_TASK INSTRUCTIONS_
Across all the lines below, how many contain the string "Correlations"? Please reply with the number only.

[Data entries for graphics]
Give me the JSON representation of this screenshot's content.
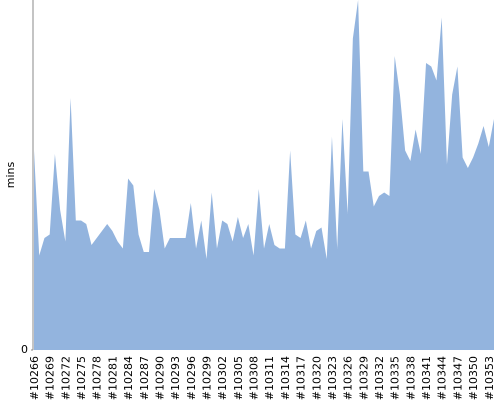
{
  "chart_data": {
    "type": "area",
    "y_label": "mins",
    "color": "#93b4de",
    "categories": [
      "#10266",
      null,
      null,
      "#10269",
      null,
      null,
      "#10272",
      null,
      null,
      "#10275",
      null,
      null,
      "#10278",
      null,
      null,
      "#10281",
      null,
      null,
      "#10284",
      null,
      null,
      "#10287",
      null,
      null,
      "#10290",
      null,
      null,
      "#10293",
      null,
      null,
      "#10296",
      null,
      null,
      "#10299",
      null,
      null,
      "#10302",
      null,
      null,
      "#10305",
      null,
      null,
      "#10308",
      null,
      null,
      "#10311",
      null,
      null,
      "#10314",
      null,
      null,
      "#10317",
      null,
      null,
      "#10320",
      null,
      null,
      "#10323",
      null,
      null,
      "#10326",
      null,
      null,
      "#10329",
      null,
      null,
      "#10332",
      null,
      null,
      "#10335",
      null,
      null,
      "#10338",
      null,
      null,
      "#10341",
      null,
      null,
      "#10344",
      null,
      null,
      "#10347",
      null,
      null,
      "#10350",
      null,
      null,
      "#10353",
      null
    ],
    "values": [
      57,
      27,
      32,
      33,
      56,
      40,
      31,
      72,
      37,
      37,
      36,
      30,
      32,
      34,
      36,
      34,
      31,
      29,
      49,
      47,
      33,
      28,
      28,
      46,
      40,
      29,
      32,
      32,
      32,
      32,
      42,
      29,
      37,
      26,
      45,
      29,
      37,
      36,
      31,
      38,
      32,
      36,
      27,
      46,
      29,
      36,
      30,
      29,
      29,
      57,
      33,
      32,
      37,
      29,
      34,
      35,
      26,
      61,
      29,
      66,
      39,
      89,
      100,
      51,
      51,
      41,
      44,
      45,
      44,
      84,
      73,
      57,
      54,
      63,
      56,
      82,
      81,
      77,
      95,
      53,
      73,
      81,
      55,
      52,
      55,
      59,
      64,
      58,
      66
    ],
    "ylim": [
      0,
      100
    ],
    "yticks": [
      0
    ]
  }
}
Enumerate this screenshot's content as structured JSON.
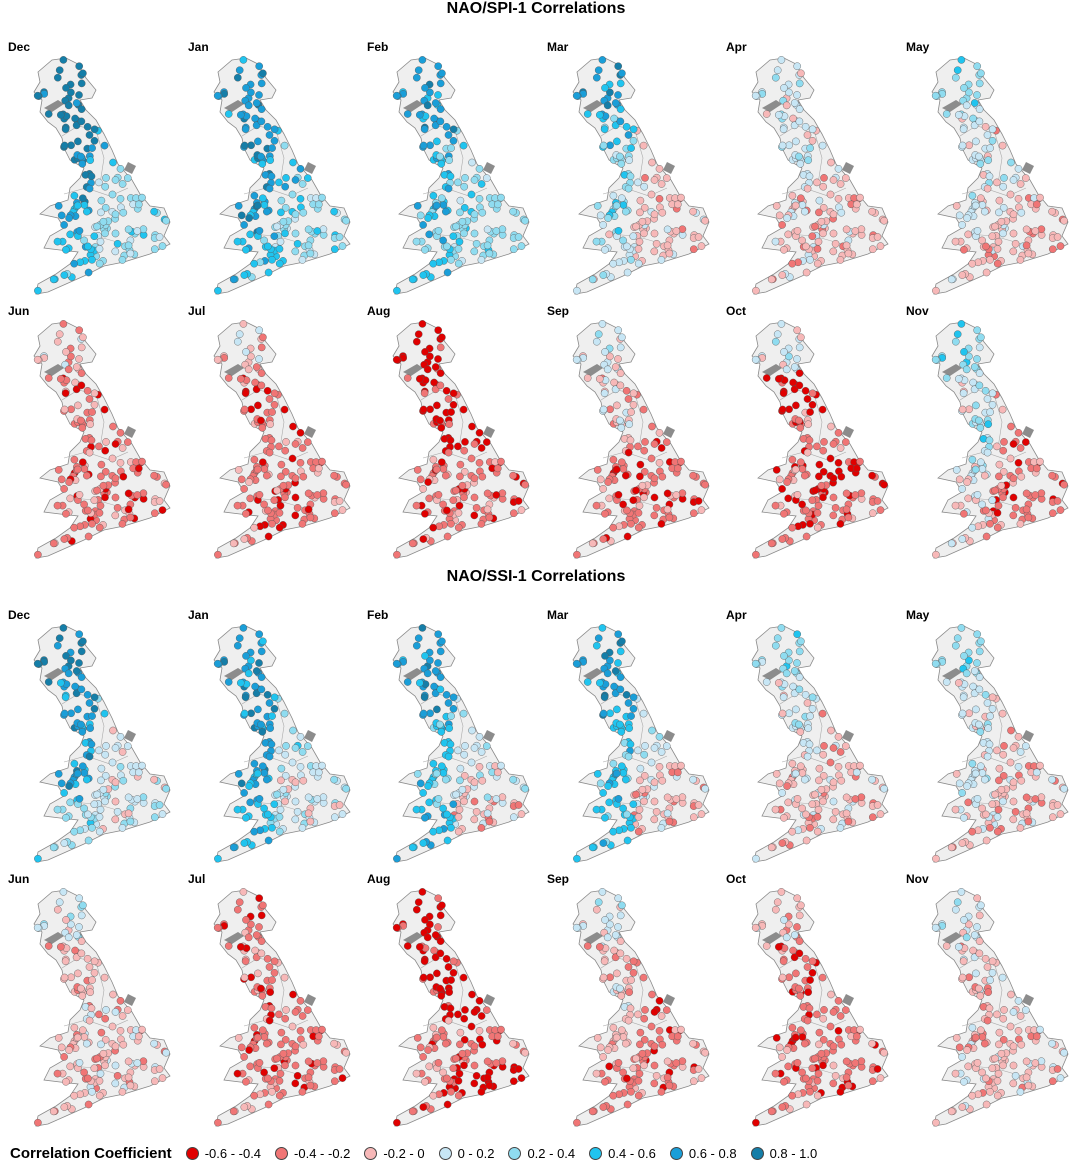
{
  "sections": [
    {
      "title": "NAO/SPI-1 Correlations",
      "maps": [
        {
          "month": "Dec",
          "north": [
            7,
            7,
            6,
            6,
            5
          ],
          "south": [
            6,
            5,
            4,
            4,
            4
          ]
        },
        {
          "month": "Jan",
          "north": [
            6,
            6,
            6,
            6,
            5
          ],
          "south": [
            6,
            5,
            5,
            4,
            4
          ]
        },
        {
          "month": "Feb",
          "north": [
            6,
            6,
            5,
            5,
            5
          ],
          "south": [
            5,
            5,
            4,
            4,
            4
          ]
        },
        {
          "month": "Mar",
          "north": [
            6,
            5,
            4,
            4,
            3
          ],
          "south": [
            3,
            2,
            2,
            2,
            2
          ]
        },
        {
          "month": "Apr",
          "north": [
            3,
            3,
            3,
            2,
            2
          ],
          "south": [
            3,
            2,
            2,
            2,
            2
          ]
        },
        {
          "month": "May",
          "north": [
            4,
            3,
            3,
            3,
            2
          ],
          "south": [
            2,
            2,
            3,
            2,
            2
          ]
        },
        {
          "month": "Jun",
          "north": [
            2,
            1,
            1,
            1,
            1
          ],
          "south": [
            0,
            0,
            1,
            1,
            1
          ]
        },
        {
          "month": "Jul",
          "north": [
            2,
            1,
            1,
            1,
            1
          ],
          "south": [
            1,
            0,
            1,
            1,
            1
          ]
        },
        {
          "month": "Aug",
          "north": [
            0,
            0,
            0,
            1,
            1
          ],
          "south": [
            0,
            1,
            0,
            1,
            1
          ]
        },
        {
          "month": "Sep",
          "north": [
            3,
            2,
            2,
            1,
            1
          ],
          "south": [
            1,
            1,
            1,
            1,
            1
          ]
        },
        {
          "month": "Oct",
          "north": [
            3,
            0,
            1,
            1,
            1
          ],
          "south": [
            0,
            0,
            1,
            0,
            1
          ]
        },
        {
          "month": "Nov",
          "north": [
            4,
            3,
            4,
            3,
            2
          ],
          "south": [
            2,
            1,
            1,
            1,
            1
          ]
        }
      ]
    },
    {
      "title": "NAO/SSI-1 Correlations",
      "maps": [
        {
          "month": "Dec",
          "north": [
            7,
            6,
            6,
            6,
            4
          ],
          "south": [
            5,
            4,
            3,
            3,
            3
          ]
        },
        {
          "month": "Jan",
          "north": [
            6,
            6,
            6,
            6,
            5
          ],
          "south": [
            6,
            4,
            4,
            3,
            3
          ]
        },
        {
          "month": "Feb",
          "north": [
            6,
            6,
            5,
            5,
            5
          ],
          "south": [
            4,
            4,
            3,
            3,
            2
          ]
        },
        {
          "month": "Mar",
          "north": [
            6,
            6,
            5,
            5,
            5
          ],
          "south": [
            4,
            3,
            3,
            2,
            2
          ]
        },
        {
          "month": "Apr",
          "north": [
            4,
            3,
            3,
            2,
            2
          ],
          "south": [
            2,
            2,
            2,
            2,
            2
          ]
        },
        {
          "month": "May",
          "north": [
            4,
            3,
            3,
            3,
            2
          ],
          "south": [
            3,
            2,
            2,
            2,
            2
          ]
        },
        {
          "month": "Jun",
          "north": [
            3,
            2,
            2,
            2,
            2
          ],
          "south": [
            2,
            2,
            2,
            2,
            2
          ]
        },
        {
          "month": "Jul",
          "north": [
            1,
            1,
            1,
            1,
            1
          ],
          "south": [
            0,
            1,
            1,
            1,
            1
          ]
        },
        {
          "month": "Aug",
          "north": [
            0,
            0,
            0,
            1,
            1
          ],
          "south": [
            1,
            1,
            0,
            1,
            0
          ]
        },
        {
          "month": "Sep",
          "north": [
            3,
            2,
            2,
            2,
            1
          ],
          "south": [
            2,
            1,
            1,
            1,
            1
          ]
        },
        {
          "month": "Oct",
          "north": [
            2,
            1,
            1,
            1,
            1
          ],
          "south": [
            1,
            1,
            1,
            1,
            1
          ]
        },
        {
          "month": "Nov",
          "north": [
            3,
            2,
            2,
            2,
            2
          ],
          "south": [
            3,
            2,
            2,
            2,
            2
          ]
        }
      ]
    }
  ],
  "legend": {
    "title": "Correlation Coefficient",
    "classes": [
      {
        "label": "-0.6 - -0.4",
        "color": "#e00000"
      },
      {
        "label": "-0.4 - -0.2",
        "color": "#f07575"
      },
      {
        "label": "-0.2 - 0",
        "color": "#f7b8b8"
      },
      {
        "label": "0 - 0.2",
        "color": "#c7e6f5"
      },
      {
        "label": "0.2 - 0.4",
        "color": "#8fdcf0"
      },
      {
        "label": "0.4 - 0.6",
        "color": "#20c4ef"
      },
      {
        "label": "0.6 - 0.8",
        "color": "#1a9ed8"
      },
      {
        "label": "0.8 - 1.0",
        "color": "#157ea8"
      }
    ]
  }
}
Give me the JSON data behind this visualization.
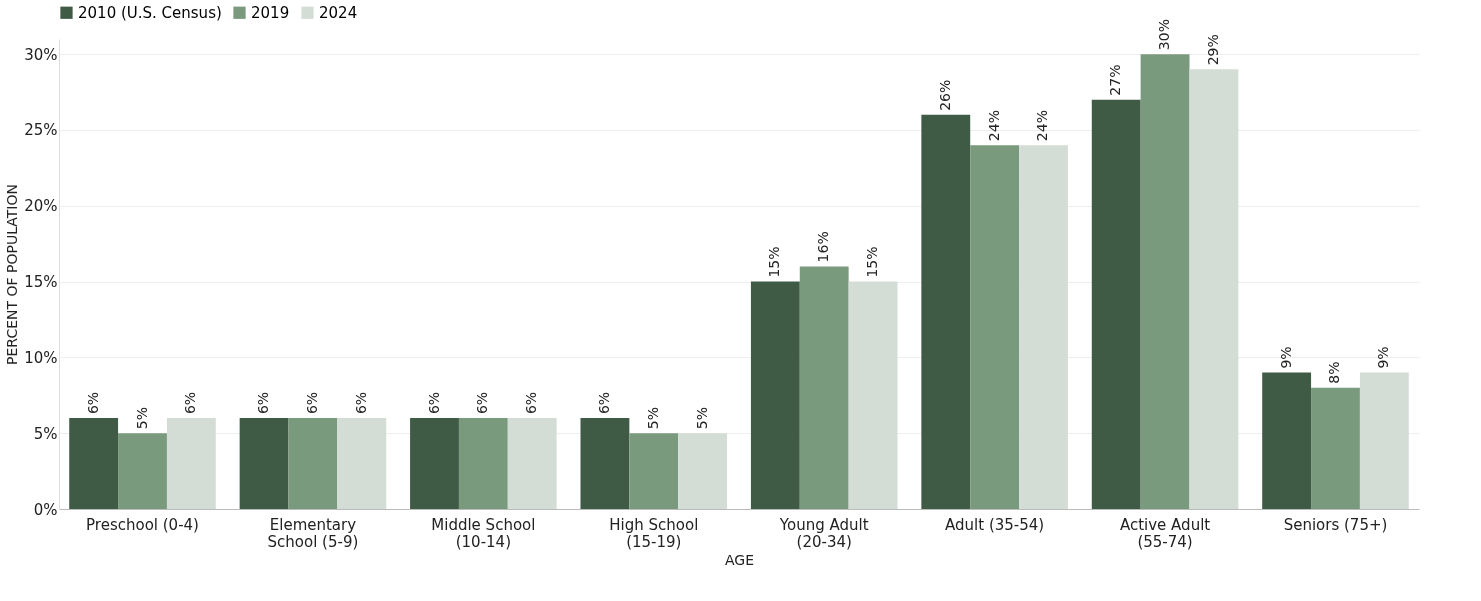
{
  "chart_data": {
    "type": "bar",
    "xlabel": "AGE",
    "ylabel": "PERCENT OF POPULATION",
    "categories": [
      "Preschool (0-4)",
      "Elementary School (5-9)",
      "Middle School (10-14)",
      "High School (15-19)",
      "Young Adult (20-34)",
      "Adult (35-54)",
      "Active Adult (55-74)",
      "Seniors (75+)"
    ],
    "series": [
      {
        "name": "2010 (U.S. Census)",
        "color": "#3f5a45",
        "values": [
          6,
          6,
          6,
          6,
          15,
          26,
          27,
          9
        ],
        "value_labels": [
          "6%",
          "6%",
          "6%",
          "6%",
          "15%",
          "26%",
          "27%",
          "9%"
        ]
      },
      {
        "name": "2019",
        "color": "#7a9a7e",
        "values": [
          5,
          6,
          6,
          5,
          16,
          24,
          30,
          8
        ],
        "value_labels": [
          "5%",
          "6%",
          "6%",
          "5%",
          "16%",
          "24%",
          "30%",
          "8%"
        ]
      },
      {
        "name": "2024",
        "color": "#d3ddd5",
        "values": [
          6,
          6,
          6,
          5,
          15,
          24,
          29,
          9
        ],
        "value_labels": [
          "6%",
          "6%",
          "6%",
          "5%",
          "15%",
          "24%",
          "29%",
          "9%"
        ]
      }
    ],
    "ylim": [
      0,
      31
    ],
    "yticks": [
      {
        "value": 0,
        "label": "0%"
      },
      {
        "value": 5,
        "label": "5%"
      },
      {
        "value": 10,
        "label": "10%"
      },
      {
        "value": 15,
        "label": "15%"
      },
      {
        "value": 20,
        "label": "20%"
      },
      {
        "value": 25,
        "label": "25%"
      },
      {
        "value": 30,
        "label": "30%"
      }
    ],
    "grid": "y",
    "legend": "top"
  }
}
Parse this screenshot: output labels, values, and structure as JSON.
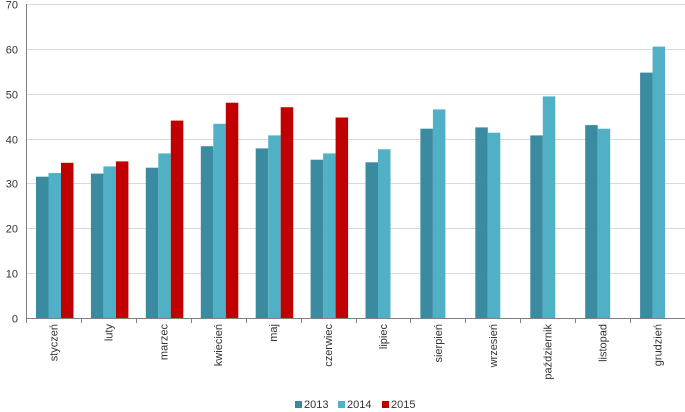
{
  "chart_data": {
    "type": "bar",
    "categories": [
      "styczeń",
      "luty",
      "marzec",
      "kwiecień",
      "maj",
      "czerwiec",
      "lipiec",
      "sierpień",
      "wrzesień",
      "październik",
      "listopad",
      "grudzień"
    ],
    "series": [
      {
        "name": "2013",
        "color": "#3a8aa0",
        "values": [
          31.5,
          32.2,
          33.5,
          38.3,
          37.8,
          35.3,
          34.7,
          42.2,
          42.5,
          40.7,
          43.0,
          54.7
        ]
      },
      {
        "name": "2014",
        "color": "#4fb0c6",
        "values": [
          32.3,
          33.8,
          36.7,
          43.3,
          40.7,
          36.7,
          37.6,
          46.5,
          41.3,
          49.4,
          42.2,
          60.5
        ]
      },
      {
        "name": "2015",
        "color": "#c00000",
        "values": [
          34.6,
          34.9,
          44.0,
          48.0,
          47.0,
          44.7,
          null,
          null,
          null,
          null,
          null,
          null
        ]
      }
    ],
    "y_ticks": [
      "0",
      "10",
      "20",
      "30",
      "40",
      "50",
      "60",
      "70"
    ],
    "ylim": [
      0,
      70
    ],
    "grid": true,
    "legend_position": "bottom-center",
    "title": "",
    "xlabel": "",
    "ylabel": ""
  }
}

_SOLUTION TO THIS PROBLEM_
2